═════ Supplied records

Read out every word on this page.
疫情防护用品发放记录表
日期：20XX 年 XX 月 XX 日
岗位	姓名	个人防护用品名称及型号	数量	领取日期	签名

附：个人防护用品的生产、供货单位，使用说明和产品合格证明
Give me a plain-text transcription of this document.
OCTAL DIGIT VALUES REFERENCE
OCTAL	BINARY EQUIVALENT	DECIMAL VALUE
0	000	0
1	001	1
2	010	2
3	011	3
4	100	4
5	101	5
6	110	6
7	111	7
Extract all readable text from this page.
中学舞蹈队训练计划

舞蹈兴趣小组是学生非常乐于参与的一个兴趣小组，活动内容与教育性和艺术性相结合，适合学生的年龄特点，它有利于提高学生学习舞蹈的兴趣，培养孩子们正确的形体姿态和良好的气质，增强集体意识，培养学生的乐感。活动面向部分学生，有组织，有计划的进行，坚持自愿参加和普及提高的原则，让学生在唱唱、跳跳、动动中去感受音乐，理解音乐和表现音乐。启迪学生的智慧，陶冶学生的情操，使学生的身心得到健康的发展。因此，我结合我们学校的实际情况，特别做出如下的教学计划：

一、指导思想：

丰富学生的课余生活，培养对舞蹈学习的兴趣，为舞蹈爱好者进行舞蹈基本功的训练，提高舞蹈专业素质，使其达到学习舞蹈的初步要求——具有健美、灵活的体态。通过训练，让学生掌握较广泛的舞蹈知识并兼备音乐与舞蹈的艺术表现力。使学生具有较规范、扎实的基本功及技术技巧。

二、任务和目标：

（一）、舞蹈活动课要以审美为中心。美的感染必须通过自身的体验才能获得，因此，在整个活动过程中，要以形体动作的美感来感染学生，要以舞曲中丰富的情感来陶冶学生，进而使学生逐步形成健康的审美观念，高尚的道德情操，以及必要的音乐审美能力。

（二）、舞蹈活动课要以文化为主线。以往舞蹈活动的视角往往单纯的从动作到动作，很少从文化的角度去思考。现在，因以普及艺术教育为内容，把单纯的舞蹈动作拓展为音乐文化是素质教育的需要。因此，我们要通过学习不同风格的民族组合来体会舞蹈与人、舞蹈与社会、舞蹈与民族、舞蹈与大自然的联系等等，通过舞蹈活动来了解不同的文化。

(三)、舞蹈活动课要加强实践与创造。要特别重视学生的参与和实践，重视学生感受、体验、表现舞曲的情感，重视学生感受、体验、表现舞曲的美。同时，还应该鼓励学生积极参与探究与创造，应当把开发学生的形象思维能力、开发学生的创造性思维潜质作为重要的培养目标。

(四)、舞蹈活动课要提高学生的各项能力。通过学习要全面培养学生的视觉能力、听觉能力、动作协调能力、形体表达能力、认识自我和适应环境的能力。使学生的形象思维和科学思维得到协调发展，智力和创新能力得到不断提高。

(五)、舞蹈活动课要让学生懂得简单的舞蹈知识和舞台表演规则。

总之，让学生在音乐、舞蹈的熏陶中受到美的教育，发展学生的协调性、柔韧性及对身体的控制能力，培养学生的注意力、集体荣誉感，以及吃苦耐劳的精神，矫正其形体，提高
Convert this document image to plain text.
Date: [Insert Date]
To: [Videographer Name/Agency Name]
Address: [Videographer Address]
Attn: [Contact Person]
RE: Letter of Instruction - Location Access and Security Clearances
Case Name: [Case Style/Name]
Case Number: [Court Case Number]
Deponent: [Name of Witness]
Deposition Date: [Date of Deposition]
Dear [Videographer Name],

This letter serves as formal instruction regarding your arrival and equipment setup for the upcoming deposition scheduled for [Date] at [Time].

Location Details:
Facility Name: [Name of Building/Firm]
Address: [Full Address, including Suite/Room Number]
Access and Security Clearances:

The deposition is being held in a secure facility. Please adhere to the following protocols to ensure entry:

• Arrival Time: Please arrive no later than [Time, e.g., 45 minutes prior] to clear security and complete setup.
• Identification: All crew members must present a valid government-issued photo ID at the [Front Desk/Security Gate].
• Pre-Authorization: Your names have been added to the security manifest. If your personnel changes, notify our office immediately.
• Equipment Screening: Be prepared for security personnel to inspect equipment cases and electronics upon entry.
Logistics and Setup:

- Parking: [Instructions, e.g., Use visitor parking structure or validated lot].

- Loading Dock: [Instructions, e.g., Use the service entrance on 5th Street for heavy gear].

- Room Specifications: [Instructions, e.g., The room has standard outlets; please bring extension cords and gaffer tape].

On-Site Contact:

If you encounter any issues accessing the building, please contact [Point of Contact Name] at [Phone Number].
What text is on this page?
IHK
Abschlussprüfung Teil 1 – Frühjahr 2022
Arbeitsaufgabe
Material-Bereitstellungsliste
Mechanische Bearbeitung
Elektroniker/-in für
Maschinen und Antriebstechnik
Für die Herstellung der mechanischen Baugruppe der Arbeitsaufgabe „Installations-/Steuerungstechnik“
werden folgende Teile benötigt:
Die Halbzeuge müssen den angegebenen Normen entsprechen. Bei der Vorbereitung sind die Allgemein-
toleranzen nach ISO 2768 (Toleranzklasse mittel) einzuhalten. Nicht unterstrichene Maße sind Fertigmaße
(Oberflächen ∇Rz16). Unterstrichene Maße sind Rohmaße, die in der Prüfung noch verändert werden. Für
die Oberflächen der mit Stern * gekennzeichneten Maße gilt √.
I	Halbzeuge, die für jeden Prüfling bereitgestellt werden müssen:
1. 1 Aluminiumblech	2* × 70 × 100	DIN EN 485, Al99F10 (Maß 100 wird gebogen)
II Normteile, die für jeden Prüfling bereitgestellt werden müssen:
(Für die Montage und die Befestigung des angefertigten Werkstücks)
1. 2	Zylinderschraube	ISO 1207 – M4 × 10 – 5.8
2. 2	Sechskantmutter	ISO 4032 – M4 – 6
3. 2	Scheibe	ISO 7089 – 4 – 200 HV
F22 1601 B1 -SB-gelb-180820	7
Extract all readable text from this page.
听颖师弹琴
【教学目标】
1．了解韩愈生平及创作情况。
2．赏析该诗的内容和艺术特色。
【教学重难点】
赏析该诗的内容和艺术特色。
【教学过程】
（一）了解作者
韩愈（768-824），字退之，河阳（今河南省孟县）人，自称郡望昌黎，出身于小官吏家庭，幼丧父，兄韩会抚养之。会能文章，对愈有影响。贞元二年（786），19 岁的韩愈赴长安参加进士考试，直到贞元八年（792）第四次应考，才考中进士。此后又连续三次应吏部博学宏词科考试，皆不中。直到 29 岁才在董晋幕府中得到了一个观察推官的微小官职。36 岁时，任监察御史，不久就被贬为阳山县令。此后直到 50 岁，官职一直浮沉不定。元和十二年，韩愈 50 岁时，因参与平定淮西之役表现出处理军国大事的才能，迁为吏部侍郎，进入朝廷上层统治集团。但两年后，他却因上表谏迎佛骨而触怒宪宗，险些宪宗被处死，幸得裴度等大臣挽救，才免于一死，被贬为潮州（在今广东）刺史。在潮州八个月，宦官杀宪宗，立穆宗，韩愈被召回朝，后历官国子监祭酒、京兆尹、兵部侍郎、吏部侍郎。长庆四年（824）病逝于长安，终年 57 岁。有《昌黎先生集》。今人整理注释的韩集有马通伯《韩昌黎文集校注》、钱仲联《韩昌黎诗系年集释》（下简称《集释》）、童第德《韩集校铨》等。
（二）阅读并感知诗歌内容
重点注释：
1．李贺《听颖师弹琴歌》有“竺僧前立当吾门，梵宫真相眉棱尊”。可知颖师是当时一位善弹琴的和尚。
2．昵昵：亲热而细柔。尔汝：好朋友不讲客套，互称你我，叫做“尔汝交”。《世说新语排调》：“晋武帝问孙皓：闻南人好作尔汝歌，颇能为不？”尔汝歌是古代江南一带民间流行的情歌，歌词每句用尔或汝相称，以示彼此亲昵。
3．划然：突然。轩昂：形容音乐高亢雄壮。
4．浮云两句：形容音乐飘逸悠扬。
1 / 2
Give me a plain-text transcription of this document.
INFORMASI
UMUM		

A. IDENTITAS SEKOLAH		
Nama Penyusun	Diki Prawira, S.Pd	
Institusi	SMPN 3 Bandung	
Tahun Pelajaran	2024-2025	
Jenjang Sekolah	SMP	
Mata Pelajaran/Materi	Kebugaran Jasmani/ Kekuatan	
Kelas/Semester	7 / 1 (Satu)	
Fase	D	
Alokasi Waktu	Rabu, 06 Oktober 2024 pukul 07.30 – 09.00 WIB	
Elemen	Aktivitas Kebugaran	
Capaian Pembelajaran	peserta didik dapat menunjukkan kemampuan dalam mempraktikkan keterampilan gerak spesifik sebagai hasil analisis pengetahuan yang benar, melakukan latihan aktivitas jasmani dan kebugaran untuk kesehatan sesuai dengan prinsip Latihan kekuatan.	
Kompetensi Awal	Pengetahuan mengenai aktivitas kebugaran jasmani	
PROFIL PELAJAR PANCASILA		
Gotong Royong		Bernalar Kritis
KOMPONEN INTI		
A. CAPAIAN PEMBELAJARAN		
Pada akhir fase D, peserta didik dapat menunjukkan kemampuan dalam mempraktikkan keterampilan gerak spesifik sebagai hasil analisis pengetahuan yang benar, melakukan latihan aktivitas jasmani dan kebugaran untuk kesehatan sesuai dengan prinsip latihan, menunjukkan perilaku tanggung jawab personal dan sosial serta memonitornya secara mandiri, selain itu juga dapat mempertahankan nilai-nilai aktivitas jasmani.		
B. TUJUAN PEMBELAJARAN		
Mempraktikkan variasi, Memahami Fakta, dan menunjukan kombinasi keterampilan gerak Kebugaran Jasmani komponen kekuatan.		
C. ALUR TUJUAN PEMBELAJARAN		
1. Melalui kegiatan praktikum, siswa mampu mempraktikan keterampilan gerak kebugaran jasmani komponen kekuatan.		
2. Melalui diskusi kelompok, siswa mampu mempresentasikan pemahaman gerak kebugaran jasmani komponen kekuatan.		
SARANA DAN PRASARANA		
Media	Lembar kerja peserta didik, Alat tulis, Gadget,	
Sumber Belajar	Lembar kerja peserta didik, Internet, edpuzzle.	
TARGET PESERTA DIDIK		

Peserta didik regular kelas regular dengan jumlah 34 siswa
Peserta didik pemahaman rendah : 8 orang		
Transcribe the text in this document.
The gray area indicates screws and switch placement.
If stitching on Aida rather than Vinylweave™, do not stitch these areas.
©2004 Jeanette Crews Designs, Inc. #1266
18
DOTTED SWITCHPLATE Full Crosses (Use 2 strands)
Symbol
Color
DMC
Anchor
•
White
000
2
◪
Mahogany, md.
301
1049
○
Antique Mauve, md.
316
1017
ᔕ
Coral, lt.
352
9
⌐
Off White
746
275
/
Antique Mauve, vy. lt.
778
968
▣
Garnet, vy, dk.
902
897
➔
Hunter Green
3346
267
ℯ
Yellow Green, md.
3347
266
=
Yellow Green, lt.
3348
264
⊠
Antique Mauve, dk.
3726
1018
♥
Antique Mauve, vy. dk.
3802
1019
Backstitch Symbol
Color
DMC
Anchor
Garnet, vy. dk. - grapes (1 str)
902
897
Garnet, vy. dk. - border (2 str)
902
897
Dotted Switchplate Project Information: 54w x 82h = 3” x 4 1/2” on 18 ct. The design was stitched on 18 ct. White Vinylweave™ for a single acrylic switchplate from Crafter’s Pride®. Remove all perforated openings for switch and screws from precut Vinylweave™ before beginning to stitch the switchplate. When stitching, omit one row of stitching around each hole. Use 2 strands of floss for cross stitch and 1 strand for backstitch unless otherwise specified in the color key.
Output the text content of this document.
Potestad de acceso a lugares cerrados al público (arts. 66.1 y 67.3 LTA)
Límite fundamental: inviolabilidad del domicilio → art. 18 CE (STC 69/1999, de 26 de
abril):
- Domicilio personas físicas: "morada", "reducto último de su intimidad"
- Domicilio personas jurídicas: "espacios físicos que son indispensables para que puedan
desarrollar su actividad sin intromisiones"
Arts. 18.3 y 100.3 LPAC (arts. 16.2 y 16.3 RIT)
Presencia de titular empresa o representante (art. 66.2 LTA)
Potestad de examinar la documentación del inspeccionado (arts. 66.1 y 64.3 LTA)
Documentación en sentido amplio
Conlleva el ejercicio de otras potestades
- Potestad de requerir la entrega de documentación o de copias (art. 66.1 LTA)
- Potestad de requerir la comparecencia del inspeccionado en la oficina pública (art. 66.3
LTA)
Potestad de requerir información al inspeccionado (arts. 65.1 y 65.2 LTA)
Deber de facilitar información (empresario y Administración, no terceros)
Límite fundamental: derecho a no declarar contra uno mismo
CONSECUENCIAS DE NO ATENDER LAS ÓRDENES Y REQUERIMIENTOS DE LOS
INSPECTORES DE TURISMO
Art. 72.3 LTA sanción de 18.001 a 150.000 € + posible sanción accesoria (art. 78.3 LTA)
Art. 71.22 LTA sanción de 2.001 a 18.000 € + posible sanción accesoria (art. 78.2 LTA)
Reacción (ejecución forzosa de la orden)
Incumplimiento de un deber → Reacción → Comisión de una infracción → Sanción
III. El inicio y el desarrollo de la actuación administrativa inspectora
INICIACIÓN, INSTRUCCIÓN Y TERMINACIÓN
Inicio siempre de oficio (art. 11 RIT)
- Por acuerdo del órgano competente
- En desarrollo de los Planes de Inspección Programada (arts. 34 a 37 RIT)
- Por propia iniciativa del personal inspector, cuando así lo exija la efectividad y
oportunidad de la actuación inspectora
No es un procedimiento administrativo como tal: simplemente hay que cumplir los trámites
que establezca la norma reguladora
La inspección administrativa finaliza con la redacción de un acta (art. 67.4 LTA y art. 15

══════════

Lines in the records that hold the word "strands" are to be counted; give only the total.

2